*Record excerpts*.
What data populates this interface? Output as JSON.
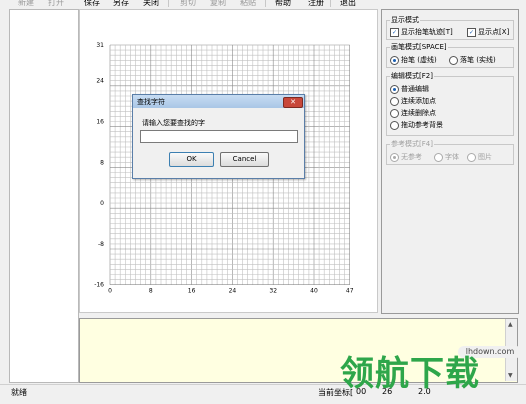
{
  "toolbar": {
    "items": [
      {
        "label": "新建",
        "enabled": false
      },
      {
        "label": "打开",
        "enabled": false
      },
      {
        "label": "保存",
        "enabled": true
      },
      {
        "label": "另存",
        "enabled": true
      },
      {
        "label": "关闭",
        "enabled": true
      },
      {
        "label": "剪切",
        "enabled": false
      },
      {
        "label": "复制",
        "enabled": false
      },
      {
        "label": "粘贴",
        "enabled": false
      },
      {
        "label": "帮助",
        "enabled": true
      },
      {
        "label": "注册",
        "enabled": true
      },
      {
        "label": "退出",
        "enabled": true
      }
    ]
  },
  "canvas": {
    "y_ticks": [
      "31",
      "24",
      "16",
      "8",
      "0",
      "-8",
      "-16"
    ],
    "x_ticks": [
      "0",
      "8",
      "16",
      "24",
      "32",
      "40",
      "47"
    ],
    "grid_color": "#c0c0c0"
  },
  "right_panel": {
    "display_mode": {
      "title": "显示模式",
      "options": [
        {
          "label": "显示抬笔轨迹[T]",
          "checked": true
        },
        {
          "label": "显示点[X]",
          "checked": true
        }
      ]
    },
    "pen_mode": {
      "title": "画笔模式[SPACE]",
      "options": [
        {
          "label": "抬笔 (虚线)",
          "selected": true
        },
        {
          "label": "落笔 (实线)",
          "selected": false
        }
      ]
    },
    "edit_mode": {
      "title": "编辑模式[F2]",
      "options": [
        {
          "label": "普通编辑",
          "selected": true
        },
        {
          "label": "连续添加点",
          "selected": false
        },
        {
          "label": "连续删除点",
          "selected": false
        },
        {
          "label": "拖动参考背景",
          "selected": false
        }
      ]
    },
    "reference_mode": {
      "title": "参考模式[F4]",
      "enabled": false,
      "options": [
        {
          "label": "无参考",
          "selected": true
        },
        {
          "label": "字体",
          "selected": false
        },
        {
          "label": "图片",
          "selected": false
        }
      ]
    }
  },
  "dialog": {
    "title": "查找字符",
    "prompt": "请输入您要查找的字",
    "input_value": "",
    "ok_label": "OK",
    "cancel_label": "Cancel",
    "close_glyph": "✕"
  },
  "statusbar": {
    "left": "就绪",
    "right": "当前坐标[",
    "right_fragments": [
      "00",
      "26",
      "2.0"
    ]
  },
  "watermark": {
    "badge": "lhdown.com",
    "text": "领航下载"
  },
  "colors": {
    "bottom_area_bg": "#ffffe1",
    "accent": "#1a5fb4",
    "watermark_green": "#2ea64a"
  }
}
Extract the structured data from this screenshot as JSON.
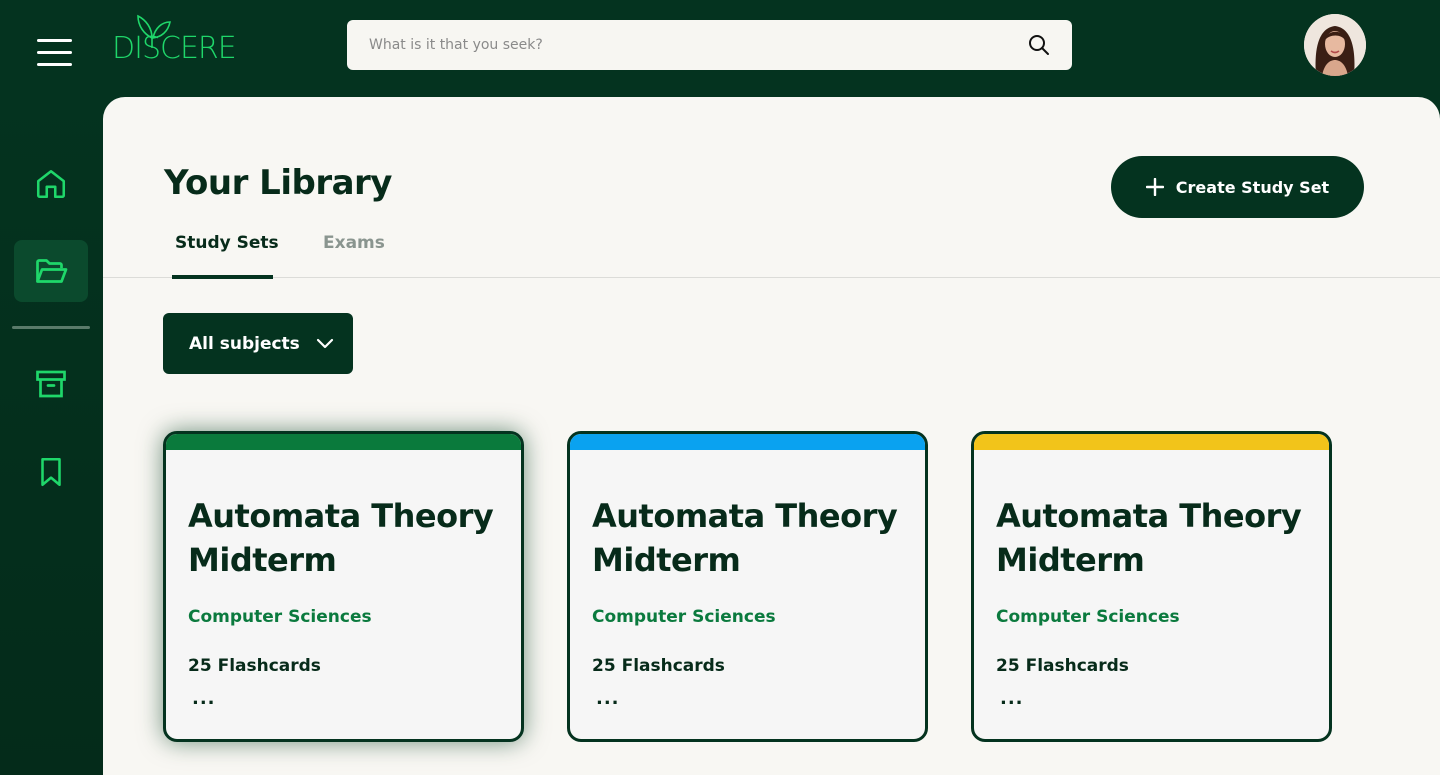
{
  "header": {
    "logo_text": "DISCERE",
    "search_placeholder": "What is it that you seek?"
  },
  "sidebar": {
    "items": [
      {
        "name": "home",
        "icon": "home-icon",
        "active": false
      },
      {
        "name": "library",
        "icon": "folder-open-icon",
        "active": true
      },
      {
        "name": "archive",
        "icon": "archive-icon",
        "active": false
      },
      {
        "name": "bookmarks",
        "icon": "bookmark-icon",
        "active": false
      }
    ]
  },
  "main": {
    "title": "Your Library",
    "create_label": "Create Study Set",
    "tabs": [
      {
        "label": "Study Sets",
        "active": true
      },
      {
        "label": "Exams",
        "active": false
      }
    ],
    "filter_label": "All subjects",
    "cards": [
      {
        "title": "Automata Theory Midterm",
        "subject": "Computer Sciences",
        "count": "25 Flashcards",
        "more": "...",
        "color": "#0a7a3c"
      },
      {
        "title": "Automata Theory Midterm",
        "subject": "Computer Sciences",
        "count": "25 Flashcards",
        "more": "...",
        "color": "#0aa2f0"
      },
      {
        "title": "Automata Theory Midterm",
        "subject": "Computer Sciences",
        "count": "25 Flashcards",
        "more": "...",
        "color": "#f2c41a"
      }
    ]
  },
  "colors": {
    "dark_green": "#04331f",
    "accent_green": "#1fd76a",
    "subject_green": "#0b7a3e",
    "page_bg": "#f8f7f3"
  }
}
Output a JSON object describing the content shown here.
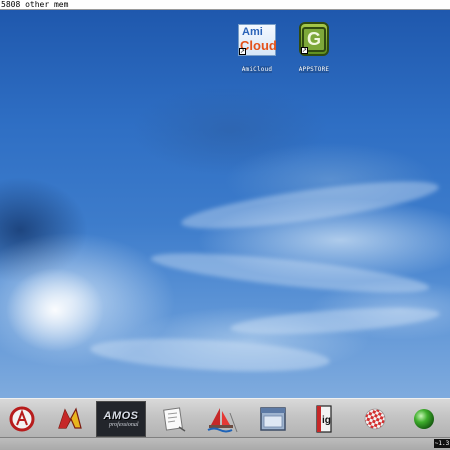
{
  "titlebar": {
    "text": "5808 other mem"
  },
  "desktop_icons": [
    {
      "name": "AmiCloud",
      "label": "AmiCloud",
      "logo_line1": "Ami",
      "logo_line2": "Cloud"
    },
    {
      "name": "AppStore",
      "label": "APPSTORE",
      "logo": "G"
    }
  ],
  "dock": {
    "items": [
      "aweb-icon",
      "n-logo-icon",
      "amos-icon",
      "notepad-icon",
      "ship-icon",
      "window-icon",
      "ig-icon",
      "boing-ball-icon",
      "green-sphere-icon"
    ],
    "amos_text": "AMOS",
    "amos_sub": "professional",
    "ig_text": "ig"
  },
  "bottom_badge": "~1.3",
  "colors": {
    "sky_top": "#1f58ad",
    "sky_bottom": "#7fabde",
    "dock": "#c4c4c4",
    "appstore_green": "#7da83a"
  }
}
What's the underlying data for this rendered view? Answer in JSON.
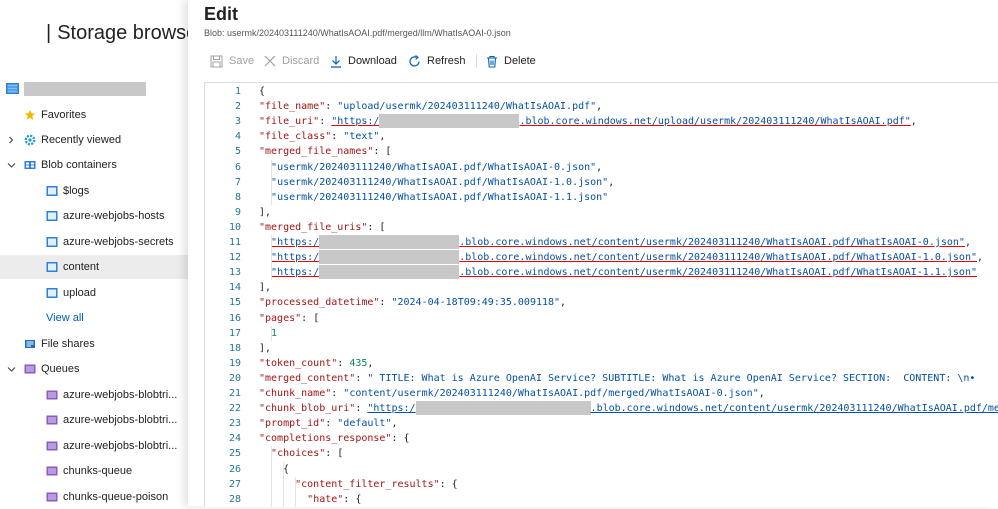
{
  "left": {
    "title": "Storage browse",
    "tree": [
      {
        "key": "favorites",
        "label": "Favorites",
        "chevron": "",
        "icon": "star-icon",
        "indent": 0
      },
      {
        "key": "recent",
        "label": "Recently viewed",
        "chevron": "›",
        "icon": "gear-icon",
        "indent": 0
      },
      {
        "key": "blob",
        "label": "Blob containers",
        "chevron": "⌄",
        "icon": "blob-icon",
        "indent": 0
      },
      {
        "key": "logs",
        "label": "$logs",
        "chevron": "",
        "icon": "container-icon",
        "indent": 1
      },
      {
        "key": "hosts",
        "label": "azure-webjobs-hosts",
        "chevron": "",
        "icon": "container-icon",
        "indent": 1
      },
      {
        "key": "secrets",
        "label": "azure-webjobs-secrets",
        "chevron": "",
        "icon": "container-icon",
        "indent": 1
      },
      {
        "key": "content",
        "label": "content",
        "chevron": "",
        "icon": "container-icon",
        "indent": 1,
        "selected": true
      },
      {
        "key": "upload",
        "label": "upload",
        "chevron": "",
        "icon": "container-icon",
        "indent": 1
      },
      {
        "key": "viewall",
        "label": "View all",
        "chevron": "",
        "icon": "",
        "indent": 1,
        "link": true
      },
      {
        "key": "files",
        "label": "File shares",
        "chevron": "",
        "icon": "file-share-icon",
        "indent": 0
      },
      {
        "key": "queues",
        "label": "Queues",
        "chevron": "⌄",
        "icon": "queue-icon",
        "indent": 0
      },
      {
        "key": "q1",
        "label": "azure-webjobs-blobtri...",
        "chevron": "",
        "icon": "queue-item-icon",
        "indent": 1
      },
      {
        "key": "q2",
        "label": "azure-webjobs-blobtri...",
        "chevron": "",
        "icon": "queue-item-icon",
        "indent": 1
      },
      {
        "key": "q3",
        "label": "azure-webjobs-blobtri...",
        "chevron": "",
        "icon": "queue-item-icon",
        "indent": 1
      },
      {
        "key": "q4",
        "label": "chunks-queue",
        "chevron": "",
        "icon": "queue-item-icon",
        "indent": 1
      },
      {
        "key": "q5",
        "label": "chunks-queue-poison",
        "chevron": "",
        "icon": "queue-item-icon",
        "indent": 1
      }
    ]
  },
  "editor": {
    "title": "Edit",
    "blob_path": "Blob: usermk/202403111240/WhatIsAOAI.pdf/merged/llm/WhatIsAOAI-0.json",
    "toolbar": {
      "save": "Save",
      "discard": "Discard",
      "download": "Download",
      "refresh": "Refresh",
      "delete": "Delete"
    },
    "lines": [
      [
        [
          "p",
          "{"
        ]
      ],
      [
        [
          "k",
          "\"file_name\""
        ],
        [
          "p",
          ": "
        ],
        [
          "s",
          "\"upload/usermk/202403111240/WhatIsAOAI.pdf\""
        ],
        [
          "p",
          ","
        ]
      ],
      [
        [
          "k",
          "\"file_uri\""
        ],
        [
          "p",
          ": "
        ],
        [
          "su",
          "\"https:/"
        ],
        [
          "r",
          ""
        ],
        [
          "su",
          ".blob.core.windows.net/upload/usermk/202403111240/WhatIsAOAI.pdf\""
        ],
        [
          "p",
          ","
        ]
      ],
      [
        [
          "k",
          "\"file_class\""
        ],
        [
          "p",
          ": "
        ],
        [
          "s",
          "\"text\""
        ],
        [
          "p",
          ","
        ]
      ],
      [
        [
          "k",
          "\"merged_file_names\""
        ],
        [
          "p",
          ": ["
        ]
      ],
      [
        [
          "p",
          "  "
        ],
        [
          "s",
          "\"usermk/202403111240/WhatIsAOAI.pdf/WhatIsAOAI-0.json\""
        ],
        [
          "p",
          ","
        ]
      ],
      [
        [
          "p",
          "  "
        ],
        [
          "s",
          "\"usermk/202403111240/WhatIsAOAI.pdf/WhatIsAOAI-1.0.json\""
        ],
        [
          "p",
          ","
        ]
      ],
      [
        [
          "p",
          "  "
        ],
        [
          "s",
          "\"usermk/202403111240/WhatIsAOAI.pdf/WhatIsAOAI-1.1.json\""
        ]
      ],
      [
        [
          "p",
          "],"
        ]
      ],
      [
        [
          "k",
          "\"merged_file_uris\""
        ],
        [
          "p",
          ": ["
        ]
      ],
      [
        [
          "p",
          "  "
        ],
        [
          "su",
          "\"https:/"
        ],
        [
          "r",
          ""
        ],
        [
          "su",
          ".blob.core.windows.net/content/usermk/202403111240/WhatIsAOAI.pdf/WhatIsAOAI-0.json\""
        ],
        [
          "p",
          ","
        ]
      ],
      [
        [
          "p",
          "  "
        ],
        [
          "su",
          "\"https:/"
        ],
        [
          "r",
          ""
        ],
        [
          "su",
          ".blob.core.windows.net/content/usermk/202403111240/WhatIsAOAI.pdf/WhatIsAOAI-1.0.json\""
        ],
        [
          "p",
          ","
        ]
      ],
      [
        [
          "p",
          "  "
        ],
        [
          "su",
          "\"https:/"
        ],
        [
          "r",
          ""
        ],
        [
          "su",
          ".blob.core.windows.net/content/usermk/202403111240/WhatIsAOAI.pdf/WhatIsAOAI-1.1.json\""
        ]
      ],
      [
        [
          "p",
          "],"
        ]
      ],
      [
        [
          "k",
          "\"processed_datetime\""
        ],
        [
          "p",
          ": "
        ],
        [
          "s",
          "\"2024-04-18T09:49:35.009118\""
        ],
        [
          "p",
          ","
        ]
      ],
      [
        [
          "k",
          "\"pages\""
        ],
        [
          "p",
          ": ["
        ]
      ],
      [
        [
          "p",
          "  "
        ],
        [
          "n",
          "1"
        ]
      ],
      [
        [
          "p",
          "],"
        ]
      ],
      [
        [
          "k",
          "\"token_count\""
        ],
        [
          "p",
          ": "
        ],
        [
          "n",
          "435"
        ],
        [
          "p",
          ","
        ]
      ],
      [
        [
          "k",
          "\"merged_content\""
        ],
        [
          "p",
          ": "
        ],
        [
          "s",
          "\" TITLE: What is Azure OpenAI Service? SUBTITLE: What is Azure OpenAI Service? SECTION:  CONTENT: \\n•"
        ]
      ],
      [
        [
          "k",
          "\"chunk_name\""
        ],
        [
          "p",
          ": "
        ],
        [
          "s",
          "\"content/usermk/202403111240/WhatIsAOAI.pdf/merged/WhatIsAOAI-0.json\""
        ],
        [
          "p",
          ","
        ]
      ],
      [
        [
          "k",
          "\"chunk_blob_uri\""
        ],
        [
          "p",
          ": "
        ],
        [
          "su2",
          "\"https:/"
        ],
        [
          "r",
          ""
        ],
        [
          "su2",
          ".blob.core.windows.net/content/usermk/202403111240/WhatIsAOAI.pdf/merg"
        ]
      ],
      [
        [
          "k",
          "\"prompt_id\""
        ],
        [
          "p",
          ": "
        ],
        [
          "s",
          "\"default\""
        ],
        [
          "p",
          ","
        ]
      ],
      [
        [
          "k",
          "\"completions_response\""
        ],
        [
          "p",
          ": {"
        ]
      ],
      [
        [
          "p",
          "  "
        ],
        [
          "k",
          "\"choices\""
        ],
        [
          "p",
          ": ["
        ]
      ],
      [
        [
          "p",
          "    {"
        ]
      ],
      [
        [
          "p",
          "      "
        ],
        [
          "k",
          "\"content_filter_results\""
        ],
        [
          "p",
          ": {"
        ]
      ],
      [
        [
          "p",
          "        "
        ],
        [
          "k",
          "\"hate\""
        ],
        [
          "p",
          ": {"
        ]
      ]
    ],
    "line_numbers": [
      "1",
      "2",
      "3",
      "4",
      "5",
      "6",
      "7",
      "8",
      "9",
      "10",
      "11",
      "12",
      "13",
      "14",
      "15",
      "16",
      "17",
      "18",
      "19",
      "20",
      "21",
      "22",
      "23",
      "24",
      "25",
      "26",
      "27",
      "28"
    ]
  },
  "colors": {
    "key": "#a31515",
    "string": "#0451a5",
    "number": "#098658",
    "line_number": "#237893",
    "accent": "#0062b8",
    "redaction": "#c8c8c8"
  }
}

*Your instructions*. Look through the material above and work out how many of its lines contain "core". State the number only.

*Result*. 5